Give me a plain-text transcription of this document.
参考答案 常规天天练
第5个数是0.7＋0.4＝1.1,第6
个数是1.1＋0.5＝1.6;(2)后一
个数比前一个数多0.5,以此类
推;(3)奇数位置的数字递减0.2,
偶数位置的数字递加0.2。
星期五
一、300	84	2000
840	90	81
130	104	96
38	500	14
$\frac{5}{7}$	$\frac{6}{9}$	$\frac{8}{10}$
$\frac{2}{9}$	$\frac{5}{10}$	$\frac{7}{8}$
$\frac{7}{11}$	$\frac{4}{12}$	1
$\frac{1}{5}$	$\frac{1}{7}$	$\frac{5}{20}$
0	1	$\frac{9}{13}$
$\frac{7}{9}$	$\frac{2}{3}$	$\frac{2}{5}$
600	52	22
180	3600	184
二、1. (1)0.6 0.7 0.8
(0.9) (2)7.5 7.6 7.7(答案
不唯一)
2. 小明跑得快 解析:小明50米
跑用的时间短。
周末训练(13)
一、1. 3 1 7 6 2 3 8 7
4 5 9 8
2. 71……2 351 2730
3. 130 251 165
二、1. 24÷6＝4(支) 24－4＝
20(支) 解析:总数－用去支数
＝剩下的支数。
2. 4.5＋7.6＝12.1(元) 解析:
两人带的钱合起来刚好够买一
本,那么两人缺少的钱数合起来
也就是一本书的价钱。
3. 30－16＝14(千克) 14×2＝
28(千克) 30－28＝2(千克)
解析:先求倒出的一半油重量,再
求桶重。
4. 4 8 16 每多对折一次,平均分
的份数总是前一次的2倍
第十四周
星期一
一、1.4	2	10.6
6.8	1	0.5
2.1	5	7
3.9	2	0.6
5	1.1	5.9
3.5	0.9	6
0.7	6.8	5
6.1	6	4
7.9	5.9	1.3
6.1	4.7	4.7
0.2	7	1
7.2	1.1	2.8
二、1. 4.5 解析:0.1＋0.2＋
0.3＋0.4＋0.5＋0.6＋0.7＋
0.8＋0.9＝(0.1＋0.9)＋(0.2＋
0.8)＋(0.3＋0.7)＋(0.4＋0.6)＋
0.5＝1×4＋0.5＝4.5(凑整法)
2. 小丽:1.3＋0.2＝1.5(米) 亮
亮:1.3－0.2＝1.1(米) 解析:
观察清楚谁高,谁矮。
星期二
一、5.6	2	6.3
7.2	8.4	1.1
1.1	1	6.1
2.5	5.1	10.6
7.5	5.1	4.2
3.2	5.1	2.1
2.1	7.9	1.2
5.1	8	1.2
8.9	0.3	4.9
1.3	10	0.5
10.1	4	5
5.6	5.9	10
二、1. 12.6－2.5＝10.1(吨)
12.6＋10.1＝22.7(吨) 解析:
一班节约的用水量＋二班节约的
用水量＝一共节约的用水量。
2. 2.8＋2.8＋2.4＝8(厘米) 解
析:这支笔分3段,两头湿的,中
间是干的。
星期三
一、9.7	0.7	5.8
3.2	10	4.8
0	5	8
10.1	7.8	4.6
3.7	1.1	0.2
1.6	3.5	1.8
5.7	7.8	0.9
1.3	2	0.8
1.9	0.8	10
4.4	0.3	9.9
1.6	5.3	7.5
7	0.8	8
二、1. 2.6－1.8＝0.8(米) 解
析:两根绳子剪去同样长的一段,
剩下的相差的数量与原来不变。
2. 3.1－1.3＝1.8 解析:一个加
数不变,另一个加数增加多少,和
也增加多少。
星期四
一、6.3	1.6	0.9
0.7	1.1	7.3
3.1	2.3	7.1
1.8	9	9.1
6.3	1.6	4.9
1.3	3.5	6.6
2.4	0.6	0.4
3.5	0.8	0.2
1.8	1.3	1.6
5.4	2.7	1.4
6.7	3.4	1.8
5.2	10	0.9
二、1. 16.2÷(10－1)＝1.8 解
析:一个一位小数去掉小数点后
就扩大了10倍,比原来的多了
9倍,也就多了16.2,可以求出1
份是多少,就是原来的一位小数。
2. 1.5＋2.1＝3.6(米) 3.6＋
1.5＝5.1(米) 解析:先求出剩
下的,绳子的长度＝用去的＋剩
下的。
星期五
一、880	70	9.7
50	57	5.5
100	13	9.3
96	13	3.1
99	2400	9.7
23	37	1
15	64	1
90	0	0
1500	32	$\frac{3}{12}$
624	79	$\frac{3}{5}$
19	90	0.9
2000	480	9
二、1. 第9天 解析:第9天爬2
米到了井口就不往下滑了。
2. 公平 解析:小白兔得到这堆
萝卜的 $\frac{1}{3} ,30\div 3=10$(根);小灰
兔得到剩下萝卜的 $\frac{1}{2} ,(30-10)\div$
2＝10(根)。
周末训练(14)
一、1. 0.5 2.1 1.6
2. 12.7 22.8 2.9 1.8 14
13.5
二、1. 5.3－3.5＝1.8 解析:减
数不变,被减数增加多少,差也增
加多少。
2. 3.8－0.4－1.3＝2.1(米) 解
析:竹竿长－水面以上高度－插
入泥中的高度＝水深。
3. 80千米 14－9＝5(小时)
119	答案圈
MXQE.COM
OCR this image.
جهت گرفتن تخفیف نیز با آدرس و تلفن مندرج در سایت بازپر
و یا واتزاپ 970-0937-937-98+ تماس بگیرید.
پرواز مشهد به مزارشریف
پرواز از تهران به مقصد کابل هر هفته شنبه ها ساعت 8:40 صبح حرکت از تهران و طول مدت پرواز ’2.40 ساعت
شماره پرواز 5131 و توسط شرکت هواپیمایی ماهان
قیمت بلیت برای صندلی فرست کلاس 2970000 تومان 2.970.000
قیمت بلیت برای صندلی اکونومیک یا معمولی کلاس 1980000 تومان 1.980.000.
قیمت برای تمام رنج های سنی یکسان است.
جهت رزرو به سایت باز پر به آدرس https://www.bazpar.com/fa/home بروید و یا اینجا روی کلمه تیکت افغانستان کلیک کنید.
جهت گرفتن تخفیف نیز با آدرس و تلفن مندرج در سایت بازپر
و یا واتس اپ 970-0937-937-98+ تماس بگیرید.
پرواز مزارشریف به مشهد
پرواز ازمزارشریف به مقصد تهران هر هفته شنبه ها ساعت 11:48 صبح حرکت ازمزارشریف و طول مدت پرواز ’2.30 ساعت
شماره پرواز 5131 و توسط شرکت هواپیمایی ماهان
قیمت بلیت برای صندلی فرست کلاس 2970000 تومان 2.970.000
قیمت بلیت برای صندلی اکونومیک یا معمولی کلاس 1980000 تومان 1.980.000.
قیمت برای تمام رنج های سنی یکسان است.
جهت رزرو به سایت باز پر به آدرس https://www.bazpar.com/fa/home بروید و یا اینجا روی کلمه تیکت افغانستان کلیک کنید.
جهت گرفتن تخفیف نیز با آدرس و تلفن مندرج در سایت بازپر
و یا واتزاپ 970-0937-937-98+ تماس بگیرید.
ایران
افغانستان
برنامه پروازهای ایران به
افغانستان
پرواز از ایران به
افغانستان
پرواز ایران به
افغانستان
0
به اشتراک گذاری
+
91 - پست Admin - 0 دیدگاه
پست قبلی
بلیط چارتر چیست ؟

════

__Aim__. In the listing, find every line containing the word "شنبه" and list it.

__Task answer__.
پرواز از تهران به مقصد کابل هر هفته شنبه ها ساعت 8:40 صبح حرکت از تهران و طول مدت پرواز ’2.40 ساعت
پرواز ازمزارشریف به مقصد تهران هر هفته شنبه ها ساعت 11:48 صبح حرکت ازمزارشریف و طول مدت پرواز ’2.30 ساعت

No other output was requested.